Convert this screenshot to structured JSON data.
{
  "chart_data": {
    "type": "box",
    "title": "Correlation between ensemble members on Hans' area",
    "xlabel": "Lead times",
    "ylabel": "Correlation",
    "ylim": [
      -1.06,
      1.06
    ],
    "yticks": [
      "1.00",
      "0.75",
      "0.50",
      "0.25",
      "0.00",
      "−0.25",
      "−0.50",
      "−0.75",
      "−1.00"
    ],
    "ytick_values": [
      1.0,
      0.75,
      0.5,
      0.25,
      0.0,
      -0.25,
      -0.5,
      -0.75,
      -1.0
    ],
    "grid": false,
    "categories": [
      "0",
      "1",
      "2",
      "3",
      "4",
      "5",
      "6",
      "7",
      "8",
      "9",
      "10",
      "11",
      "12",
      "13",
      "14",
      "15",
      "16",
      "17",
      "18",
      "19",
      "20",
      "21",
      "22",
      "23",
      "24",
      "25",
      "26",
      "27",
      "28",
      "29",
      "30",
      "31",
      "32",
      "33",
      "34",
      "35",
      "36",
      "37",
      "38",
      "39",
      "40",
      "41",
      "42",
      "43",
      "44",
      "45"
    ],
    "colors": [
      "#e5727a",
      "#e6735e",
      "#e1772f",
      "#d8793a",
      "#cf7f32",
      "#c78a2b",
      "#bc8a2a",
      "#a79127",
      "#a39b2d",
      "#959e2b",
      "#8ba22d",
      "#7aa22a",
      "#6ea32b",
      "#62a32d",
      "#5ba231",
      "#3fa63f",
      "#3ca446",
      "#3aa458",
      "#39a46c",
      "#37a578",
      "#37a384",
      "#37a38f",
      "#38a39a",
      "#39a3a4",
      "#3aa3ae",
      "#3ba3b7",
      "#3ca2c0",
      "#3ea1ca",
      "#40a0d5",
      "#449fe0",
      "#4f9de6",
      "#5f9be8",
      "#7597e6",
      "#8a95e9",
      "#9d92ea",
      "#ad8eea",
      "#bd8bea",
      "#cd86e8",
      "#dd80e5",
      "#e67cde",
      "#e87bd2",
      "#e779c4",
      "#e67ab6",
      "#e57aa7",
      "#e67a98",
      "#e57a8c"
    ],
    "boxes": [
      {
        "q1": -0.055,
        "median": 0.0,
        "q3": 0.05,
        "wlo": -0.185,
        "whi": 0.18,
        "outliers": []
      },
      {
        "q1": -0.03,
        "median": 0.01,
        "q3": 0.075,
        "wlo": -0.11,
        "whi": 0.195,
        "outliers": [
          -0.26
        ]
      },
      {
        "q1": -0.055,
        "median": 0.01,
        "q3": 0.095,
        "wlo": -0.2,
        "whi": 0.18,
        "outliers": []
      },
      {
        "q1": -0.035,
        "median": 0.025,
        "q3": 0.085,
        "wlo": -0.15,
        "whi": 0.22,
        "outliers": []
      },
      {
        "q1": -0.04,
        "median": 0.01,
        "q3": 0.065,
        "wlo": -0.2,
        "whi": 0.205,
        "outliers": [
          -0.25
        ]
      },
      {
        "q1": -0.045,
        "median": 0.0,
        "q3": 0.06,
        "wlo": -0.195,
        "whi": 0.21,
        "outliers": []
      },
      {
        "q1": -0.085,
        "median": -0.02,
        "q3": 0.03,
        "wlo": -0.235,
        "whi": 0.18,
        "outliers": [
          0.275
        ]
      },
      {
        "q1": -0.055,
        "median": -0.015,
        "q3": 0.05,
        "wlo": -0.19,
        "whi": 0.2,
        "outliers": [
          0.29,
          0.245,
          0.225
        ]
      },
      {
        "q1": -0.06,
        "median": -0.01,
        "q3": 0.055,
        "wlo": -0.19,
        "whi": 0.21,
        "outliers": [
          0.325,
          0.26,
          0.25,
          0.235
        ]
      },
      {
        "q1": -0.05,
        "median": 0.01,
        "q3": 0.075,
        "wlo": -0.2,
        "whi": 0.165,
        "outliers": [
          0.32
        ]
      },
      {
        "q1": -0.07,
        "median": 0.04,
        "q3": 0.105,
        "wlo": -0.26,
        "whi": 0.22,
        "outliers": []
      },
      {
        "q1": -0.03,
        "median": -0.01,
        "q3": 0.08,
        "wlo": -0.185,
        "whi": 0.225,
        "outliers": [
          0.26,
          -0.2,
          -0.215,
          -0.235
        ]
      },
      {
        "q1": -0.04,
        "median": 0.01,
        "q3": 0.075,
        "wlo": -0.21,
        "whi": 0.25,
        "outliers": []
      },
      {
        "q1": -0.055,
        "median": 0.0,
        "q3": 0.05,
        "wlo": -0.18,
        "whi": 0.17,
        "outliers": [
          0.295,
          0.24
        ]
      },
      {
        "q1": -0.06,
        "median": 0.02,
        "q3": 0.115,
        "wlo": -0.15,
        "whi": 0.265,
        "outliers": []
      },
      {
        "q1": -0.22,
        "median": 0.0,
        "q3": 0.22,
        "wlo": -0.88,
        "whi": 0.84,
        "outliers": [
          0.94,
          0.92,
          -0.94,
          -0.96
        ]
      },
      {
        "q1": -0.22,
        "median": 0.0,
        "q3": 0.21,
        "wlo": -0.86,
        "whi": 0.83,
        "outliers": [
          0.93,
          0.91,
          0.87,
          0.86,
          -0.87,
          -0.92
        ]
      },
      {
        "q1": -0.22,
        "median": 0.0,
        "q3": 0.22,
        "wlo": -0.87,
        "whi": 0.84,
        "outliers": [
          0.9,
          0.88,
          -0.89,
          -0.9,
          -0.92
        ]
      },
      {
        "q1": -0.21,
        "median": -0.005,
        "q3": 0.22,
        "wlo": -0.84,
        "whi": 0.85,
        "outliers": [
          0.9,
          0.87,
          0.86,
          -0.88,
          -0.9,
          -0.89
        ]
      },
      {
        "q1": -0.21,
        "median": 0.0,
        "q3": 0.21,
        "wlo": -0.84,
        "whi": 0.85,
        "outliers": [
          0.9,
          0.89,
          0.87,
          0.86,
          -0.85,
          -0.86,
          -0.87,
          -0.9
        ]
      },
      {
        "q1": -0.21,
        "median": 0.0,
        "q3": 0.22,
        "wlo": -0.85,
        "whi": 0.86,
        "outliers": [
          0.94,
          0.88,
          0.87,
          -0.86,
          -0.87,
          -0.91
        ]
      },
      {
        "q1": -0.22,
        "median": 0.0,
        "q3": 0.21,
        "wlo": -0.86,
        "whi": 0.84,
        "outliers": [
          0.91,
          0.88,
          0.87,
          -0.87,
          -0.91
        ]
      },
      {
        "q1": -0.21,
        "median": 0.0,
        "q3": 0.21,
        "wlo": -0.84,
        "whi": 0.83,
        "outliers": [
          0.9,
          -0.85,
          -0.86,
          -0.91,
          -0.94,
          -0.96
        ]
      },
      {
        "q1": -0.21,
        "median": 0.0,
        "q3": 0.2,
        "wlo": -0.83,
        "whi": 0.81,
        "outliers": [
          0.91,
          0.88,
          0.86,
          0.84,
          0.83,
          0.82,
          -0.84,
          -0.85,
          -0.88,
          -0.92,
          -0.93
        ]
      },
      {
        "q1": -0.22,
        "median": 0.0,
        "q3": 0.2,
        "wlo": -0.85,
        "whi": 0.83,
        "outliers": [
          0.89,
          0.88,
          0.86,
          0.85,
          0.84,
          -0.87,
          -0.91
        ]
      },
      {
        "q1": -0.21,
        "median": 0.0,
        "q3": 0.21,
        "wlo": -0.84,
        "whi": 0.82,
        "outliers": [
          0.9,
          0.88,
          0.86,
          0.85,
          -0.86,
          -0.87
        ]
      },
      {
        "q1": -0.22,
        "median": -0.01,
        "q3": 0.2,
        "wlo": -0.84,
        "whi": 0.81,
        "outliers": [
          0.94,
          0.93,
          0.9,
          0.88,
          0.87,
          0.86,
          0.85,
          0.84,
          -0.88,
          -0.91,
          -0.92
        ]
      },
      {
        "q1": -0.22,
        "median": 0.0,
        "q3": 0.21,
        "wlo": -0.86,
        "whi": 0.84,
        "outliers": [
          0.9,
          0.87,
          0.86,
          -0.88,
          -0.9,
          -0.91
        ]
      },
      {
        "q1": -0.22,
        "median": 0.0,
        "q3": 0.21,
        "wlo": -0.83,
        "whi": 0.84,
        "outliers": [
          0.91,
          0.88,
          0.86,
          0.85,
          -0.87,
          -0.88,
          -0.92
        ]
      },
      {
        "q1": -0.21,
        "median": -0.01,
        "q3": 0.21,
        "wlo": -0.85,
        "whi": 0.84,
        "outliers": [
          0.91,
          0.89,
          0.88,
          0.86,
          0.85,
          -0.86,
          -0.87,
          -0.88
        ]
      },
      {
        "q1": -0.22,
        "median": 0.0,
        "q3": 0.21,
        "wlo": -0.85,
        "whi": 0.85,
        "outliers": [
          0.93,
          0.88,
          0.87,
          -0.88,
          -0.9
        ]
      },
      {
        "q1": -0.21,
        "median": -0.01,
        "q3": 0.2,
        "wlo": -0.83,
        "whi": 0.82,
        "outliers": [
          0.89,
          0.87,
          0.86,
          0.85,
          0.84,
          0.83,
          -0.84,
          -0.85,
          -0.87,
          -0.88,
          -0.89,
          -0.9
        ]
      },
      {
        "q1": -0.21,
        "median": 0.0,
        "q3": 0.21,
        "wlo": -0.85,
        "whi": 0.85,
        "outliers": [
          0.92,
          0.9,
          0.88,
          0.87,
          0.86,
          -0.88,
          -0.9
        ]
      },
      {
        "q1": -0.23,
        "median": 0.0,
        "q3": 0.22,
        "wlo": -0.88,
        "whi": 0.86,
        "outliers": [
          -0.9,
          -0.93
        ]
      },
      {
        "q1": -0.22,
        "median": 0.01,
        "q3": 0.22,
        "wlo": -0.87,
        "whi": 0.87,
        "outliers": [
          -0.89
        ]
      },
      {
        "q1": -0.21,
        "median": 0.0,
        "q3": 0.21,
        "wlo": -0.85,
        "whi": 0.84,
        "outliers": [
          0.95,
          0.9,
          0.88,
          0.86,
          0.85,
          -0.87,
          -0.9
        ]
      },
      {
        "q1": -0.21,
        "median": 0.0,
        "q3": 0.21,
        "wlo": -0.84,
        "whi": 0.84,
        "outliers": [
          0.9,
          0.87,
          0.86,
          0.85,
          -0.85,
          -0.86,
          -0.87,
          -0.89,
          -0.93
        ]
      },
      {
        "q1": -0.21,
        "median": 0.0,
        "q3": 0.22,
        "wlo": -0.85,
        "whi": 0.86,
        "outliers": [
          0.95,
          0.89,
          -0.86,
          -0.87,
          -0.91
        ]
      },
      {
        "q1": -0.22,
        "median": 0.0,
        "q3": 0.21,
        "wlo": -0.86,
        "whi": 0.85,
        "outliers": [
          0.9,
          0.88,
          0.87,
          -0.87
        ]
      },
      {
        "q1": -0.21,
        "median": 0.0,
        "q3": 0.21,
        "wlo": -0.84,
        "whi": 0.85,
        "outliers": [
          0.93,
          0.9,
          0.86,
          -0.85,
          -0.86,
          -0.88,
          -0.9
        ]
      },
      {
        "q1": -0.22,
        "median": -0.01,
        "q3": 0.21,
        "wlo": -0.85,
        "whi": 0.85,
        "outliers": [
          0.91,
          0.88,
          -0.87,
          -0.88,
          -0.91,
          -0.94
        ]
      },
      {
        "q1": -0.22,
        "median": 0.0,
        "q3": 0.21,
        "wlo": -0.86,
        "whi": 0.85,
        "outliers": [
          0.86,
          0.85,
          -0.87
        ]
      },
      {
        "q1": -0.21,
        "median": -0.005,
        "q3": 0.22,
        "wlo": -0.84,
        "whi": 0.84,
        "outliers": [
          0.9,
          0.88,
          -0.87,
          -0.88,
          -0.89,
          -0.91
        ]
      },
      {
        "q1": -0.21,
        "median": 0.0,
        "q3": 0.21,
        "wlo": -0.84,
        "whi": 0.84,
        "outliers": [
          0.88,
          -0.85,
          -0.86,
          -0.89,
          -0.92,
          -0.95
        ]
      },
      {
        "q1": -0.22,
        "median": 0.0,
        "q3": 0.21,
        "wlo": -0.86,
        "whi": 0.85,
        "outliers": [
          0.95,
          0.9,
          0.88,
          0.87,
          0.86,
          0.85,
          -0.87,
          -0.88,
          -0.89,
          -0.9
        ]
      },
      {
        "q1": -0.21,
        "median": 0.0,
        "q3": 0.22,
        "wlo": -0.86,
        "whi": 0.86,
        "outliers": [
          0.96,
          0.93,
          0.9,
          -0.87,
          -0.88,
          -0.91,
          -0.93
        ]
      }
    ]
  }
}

━━━━━━━━━━━━━━━━━━━━━━━━━━━━━━

Task details — Where a line above contains the string "Correlation", copy that line.

Response to this task —
    "title": "Correlation between ensemble members on Hans' area",
    "ylabel": "Correlation",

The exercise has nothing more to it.